→ **DO THIS**: Every line of the material that follows must be printed again exactly.

→ **EXTRACTED MATERIAL**:
★ ★ ★ ★ ★

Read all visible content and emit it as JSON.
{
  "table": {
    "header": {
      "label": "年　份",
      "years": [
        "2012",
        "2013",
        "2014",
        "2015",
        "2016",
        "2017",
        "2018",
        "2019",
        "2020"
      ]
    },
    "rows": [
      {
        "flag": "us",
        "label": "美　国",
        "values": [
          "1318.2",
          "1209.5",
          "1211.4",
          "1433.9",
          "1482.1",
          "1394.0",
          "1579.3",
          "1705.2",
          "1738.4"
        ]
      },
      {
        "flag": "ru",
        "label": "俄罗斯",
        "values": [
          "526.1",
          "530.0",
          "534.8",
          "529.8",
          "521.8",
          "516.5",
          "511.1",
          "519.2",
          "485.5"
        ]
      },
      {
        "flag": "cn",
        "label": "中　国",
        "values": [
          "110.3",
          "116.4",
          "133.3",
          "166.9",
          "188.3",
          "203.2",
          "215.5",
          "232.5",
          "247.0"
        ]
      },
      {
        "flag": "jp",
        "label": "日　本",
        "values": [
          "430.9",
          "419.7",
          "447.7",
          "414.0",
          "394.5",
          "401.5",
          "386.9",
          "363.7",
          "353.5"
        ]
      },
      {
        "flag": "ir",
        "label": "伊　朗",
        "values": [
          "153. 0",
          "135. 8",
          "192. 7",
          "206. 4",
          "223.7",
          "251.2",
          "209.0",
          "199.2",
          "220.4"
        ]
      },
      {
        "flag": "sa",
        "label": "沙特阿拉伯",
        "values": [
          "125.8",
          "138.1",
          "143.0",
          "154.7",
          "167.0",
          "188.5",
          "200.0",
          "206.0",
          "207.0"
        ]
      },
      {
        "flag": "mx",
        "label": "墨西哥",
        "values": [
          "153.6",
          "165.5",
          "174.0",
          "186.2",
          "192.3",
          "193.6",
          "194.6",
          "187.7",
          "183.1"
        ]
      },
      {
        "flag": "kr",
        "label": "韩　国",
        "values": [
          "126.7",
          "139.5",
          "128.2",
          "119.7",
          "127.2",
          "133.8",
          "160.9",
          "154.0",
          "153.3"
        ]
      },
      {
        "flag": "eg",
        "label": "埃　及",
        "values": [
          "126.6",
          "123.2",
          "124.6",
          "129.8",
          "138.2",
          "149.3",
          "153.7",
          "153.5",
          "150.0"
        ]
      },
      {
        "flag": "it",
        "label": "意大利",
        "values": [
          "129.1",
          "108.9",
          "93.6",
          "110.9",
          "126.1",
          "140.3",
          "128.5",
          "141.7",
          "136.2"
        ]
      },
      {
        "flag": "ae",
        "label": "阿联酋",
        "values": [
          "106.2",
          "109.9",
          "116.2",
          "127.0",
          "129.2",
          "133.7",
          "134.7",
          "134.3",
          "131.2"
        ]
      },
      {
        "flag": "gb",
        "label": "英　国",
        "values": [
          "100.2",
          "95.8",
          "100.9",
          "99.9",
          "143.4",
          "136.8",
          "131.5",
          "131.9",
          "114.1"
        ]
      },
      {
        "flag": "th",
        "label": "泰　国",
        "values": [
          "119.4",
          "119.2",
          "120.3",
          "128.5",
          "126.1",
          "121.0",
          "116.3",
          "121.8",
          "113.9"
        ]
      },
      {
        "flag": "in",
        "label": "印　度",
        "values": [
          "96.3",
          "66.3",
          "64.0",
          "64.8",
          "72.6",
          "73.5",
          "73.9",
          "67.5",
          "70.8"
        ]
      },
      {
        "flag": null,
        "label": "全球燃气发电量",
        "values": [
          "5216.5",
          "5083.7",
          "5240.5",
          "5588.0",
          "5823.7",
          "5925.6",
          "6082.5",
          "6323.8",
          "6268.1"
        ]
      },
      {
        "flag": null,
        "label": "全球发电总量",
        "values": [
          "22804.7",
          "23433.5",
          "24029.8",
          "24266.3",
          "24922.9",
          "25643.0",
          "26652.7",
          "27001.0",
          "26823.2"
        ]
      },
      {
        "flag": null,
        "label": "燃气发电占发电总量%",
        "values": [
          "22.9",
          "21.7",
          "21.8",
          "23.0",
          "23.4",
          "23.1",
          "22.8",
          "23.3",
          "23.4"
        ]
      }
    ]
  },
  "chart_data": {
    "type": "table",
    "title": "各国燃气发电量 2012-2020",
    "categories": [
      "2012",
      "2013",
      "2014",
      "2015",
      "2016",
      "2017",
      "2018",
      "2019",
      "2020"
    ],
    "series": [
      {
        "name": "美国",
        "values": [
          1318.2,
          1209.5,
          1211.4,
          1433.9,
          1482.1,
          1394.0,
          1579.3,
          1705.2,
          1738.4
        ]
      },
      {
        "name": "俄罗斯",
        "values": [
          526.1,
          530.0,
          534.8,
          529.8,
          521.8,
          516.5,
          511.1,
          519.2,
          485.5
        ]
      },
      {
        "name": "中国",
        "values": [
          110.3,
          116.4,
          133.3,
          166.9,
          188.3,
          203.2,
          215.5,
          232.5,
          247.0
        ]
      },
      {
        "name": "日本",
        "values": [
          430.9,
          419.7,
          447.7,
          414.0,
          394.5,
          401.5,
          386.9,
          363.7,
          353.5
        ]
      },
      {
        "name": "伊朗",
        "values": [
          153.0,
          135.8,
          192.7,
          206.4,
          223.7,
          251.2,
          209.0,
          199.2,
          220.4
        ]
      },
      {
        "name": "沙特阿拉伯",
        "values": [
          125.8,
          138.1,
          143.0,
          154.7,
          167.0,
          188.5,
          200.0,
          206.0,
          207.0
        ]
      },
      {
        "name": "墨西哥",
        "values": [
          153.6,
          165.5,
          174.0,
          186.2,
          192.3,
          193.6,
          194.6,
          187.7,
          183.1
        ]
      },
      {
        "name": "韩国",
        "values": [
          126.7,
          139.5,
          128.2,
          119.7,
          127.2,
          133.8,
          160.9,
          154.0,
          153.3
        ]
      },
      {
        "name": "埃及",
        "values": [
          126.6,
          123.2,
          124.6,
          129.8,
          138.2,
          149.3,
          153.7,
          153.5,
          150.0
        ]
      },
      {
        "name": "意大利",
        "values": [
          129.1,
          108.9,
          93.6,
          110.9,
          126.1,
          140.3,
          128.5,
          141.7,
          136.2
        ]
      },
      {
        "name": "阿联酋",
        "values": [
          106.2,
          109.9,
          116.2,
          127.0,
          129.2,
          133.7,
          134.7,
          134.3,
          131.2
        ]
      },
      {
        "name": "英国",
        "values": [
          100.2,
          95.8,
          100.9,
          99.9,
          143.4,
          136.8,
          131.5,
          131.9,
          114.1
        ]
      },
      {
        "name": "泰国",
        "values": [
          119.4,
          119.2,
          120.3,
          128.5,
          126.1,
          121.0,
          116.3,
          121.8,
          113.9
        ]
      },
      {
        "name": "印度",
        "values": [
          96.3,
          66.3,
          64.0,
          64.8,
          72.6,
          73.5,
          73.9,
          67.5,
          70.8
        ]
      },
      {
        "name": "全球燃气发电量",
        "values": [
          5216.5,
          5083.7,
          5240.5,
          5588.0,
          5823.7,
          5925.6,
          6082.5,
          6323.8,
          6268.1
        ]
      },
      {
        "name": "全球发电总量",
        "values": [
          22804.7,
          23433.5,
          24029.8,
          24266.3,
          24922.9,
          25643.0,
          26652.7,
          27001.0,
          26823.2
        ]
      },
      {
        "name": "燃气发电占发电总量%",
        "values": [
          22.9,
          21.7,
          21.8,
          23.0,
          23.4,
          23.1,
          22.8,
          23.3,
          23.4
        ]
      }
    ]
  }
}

★ ★ ★ ★ ★

→ **OUTPUT OF THE TASK**:
Read all visible content and emit it as JSON.
{
  "table": {
    "header": {
      "label": "年　份",
      "years": [
        "2012",
        "2013",
        "2014",
        "2015",
        "2016",
        "2017",
        "2018",
        "2019",
        "2020"
      ]
    },
    "rows": [
      {
        "flag": "us",
        "label": "美　国",
        "values": [
          "1318.2",
          "1209.5",
          "1211.4",
          "1433.9",
          "1482.1",
          "1394.0",
          "1579.3",
          "1705.2",
          "1738.4"
        ]
      },
      {
        "flag": "ru",
        "label": "俄罗斯",
        "values": [
          "526.1",
          "530.0",
          "534.8",
          "529.8",
          "521.8",
          "516.5",
          "511.1",
          "519.2",
          "485.5"
        ]
      },
      {
        "flag": "cn",
        "label": "中　国",
        "values": [
          "110.3",
          "116.4",
          "133.3",
          "166.9",
          "188.3",
          "203.2",
          "215.5",
          "232.5",
          "247.0"
        ]
      },
      {
        "flag": "jp",
        "label": "日　本",
        "values": [
          "430.9",
          "419.7",
          "447.7",
          "414.0",
          "394.5",
          "401.5",
          "386.9",
          "363.7",
          "353.5"
        ]
      },
      {
        "flag": "ir",
        "label": "伊　朗",
        "values": [
          "153. 0",
          "135. 8",
          "192. 7",
          "206. 4",
          "223.7",
          "251.2",
          "209.0",
          "199.2",
          "220.4"
        ]
      },
      {
        "flag": "sa",
        "label": "沙特阿拉伯",
        "values": [
          "125.8",
          "138.1",
          "143.0",
          "154.7",
          "167.0",
          "188.5",
          "200.0",
          "206.0",
          "207.0"
        ]
      },
      {
        "flag": "mx",
        "label": "墨西哥",
        "values": [
          "153.6",
          "165.5",
          "174.0",
          "186.2",
          "192.3",
          "193.6",
          "194.6",
          "187.7",
          "183.1"
        ]
      },
      {
        "flag": "kr",
        "label": "韩　国",
        "values": [
          "126.7",
          "139.5",
          "128.2",
          "119.7",
          "127.2",
          "133.8",
          "160.9",
          "154.0",
          "153.3"
        ]
      },
      {
        "flag": "eg",
        "label": "埃　及",
        "values": [
          "126.6",
          "123.2",
          "124.6",
          "129.8",
          "138.2",
          "149.3",
          "153.7",
          "153.5",
          "150.0"
        ]
      },
      {
        "flag": "it",
        "label": "意大利",
        "values": [
          "129.1",
          "108.9",
          "93.6",
          "110.9",
          "126.1",
          "140.3",
          "128.5",
          "141.7",
          "136.2"
        ]
      },
      {
        "flag": "ae",
        "label": "阿联酋",
        "values": [
          "106.2",
          "109.9",
          "116.2",
          "127.0",
          "129.2",
          "133.7",
          "134.7",
          "134.3",
          "131.2"
        ]
      },
      {
        "flag": "gb",
        "label": "英　国",
        "values": [
          "100.2",
          "95.8",
          "100.9",
          "99.9",
          "143.4",
          "136.8",
          "131.5",
          "131.9",
          "114.1"
        ]
      },
      {
        "flag": "th",
        "label": "泰　国",
        "values": [
          "119.4",
          "119.2",
          "120.3",
          "128.5",
          "126.1",
          "121.0",
          "116.3",
          "121.8",
          "113.9"
        ]
      },
      {
        "flag": "in",
        "label": "印　度",
        "values": [
          "96.3",
          "66.3",
          "64.0",
          "64.8",
          "72.6",
          "73.5",
          "73.9",
          "67.5",
          "70.8"
        ]
      },
      {
        "flag": null,
        "label": "全球燃气发电量",
        "values": [
          "5216.5",
          "5083.7",
          "5240.5",
          "5588.0",
          "5823.7",
          "5925.6",
          "6082.5",
          "6323.8",
          "6268.1"
        ]
      },
      {
        "flag": null,
        "label": "全球发电总量",
        "values": [
          "22804.7",
          "23433.5",
          "24029.8",
          "24266.3",
          "24922.9",
          "25643.0",
          "26652.7",
          "27001.0",
          "26823.2"
        ]
      },
      {
        "flag": null,
        "label": "燃气发电占发电总量%",
        "values": [
          "22.9",
          "21.7",
          "21.8",
          "23.0",
          "23.4",
          "23.1",
          "22.8",
          "23.3",
          "23.4"
        ]
      }
    ]
  },
  "chart_data": {
    "type": "table",
    "title": "各国燃气发电量 2012-2020",
    "categories": [
      "2012",
      "2013",
      "2014",
      "2015",
      "2016",
      "2017",
      "2018",
      "2019",
      "2020"
    ],
    "series": [
      {
        "name": "美国",
        "values": [
          1318.2,
          1209.5,
          1211.4,
          1433.9,
          1482.1,
          1394.0,
          1579.3,
          1705.2,
          1738.4
        ]
      },
      {
        "name": "俄罗斯",
        "values": [
          526.1,
          530.0,
          534.8,
          529.8,
          521.8,
          516.5,
          511.1,
          519.2,
          485.5
        ]
      },
      {
        "name": "中国",
        "values": [
          110.3,
          116.4,
          133.3,
          166.9,
          188.3,
          203.2,
          215.5,
          232.5,
          247.0
        ]
      },
      {
        "name": "日本",
        "values": [
          430.9,
          419.7,
          447.7,
          414.0,
          394.5,
          401.5,
          386.9,
          363.7,
          353.5
        ]
      },
      {
        "name": "伊朗",
        "values": [
          153.0,
          135.8,
          192.7,
          206.4,
          223.7,
          251.2,
          209.0,
          199.2,
          220.4
        ]
      },
      {
        "name": "沙特阿拉伯",
        "values": [
          125.8,
          138.1,
          143.0,
          154.7,
          167.0,
          188.5,
          200.0,
          206.0,
          207.0
        ]
      },
      {
        "name": "墨西哥",
        "values": [
          153.6,
          165.5,
          174.0,
          186.2,
          192.3,
          193.6,
          194.6,
          187.7,
          183.1
        ]
      },
      {
        "name": "韩国",
        "values": [
          126.7,
          139.5,
          128.2,
          119.7,
          127.2,
          133.8,
          160.9,
          154.0,
          153.3
        ]
      },
      {
        "name": "埃及",
        "values": [
          126.6,
          123.2,
          124.6,
          129.8,
          138.2,
          149.3,
          153.7,
          153.5,
          150.0
        ]
      },
      {
        "name": "意大利",
        "values": [
          129.1,
          108.9,
          93.6,
          110.9,
          126.1,
          140.3,
          128.5,
          141.7,
          136.2
        ]
      },
      {
        "name": "阿联酋",
        "values": [
          106.2,
          109.9,
          116.2,
          127.0,
          129.2,
          133.7,
          134.7,
          134.3,
          131.2
        ]
      },
      {
        "name": "英国",
        "values": [
          100.2,
          95.8,
          100.9,
          99.9,
          143.4,
          136.8,
          131.5,
          131.9,
          114.1
        ]
      },
      {
        "name": "泰国",
        "values": [
          119.4,
          119.2,
          120.3,
          128.5,
          126.1,
          121.0,
          116.3,
          121.8,
          113.9
        ]
      },
      {
        "name": "印度",
        "values": [
          96.3,
          66.3,
          64.0,
          64.8,
          72.6,
          73.5,
          73.9,
          67.5,
          70.8
        ]
      },
      {
        "name": "全球燃气发电量",
        "values": [
          5216.5,
          5083.7,
          5240.5,
          5588.0,
          5823.7,
          5925.6,
          6082.5,
          6323.8,
          6268.1
        ]
      },
      {
        "name": "全球发电总量",
        "values": [
          22804.7,
          23433.5,
          24029.8,
          24266.3,
          24922.9,
          25643.0,
          26652.7,
          27001.0,
          26823.2
        ]
      },
      {
        "name": "燃气发电占发电总量%",
        "values": [
          22.9,
          21.7,
          21.8,
          23.0,
          23.4,
          23.1,
          22.8,
          23.3,
          23.4
        ]
      }
    ]
  }
}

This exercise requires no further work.